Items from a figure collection
########

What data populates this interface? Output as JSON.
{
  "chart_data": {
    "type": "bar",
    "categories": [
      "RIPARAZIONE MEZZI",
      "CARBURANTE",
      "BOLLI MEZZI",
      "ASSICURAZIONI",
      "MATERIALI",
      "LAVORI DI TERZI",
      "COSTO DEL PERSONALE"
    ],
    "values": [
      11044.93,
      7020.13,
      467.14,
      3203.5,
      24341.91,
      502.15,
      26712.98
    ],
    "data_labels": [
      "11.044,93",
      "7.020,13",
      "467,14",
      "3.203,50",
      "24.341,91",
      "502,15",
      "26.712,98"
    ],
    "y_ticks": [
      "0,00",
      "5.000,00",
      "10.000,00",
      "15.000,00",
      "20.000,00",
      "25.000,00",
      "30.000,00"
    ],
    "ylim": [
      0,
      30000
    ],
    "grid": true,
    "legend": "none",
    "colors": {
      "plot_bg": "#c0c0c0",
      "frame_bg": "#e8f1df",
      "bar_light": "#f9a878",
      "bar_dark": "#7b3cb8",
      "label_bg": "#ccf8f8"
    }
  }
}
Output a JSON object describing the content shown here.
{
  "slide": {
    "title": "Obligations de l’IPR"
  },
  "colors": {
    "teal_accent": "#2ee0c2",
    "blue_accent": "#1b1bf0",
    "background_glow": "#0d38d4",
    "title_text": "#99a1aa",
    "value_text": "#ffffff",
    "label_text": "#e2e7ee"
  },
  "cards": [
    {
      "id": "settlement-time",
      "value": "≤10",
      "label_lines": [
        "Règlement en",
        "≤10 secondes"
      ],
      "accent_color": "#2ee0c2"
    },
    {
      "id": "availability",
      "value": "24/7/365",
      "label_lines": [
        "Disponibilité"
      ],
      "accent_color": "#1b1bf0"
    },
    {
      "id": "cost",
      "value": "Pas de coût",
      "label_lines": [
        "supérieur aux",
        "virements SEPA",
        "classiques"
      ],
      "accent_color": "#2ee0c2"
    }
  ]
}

########

Problem description -
List every line above that contains the word "Output".

Result of the exercise -
What data populates this interface? Output as JSON.
Output a JSON object describing the content shown here.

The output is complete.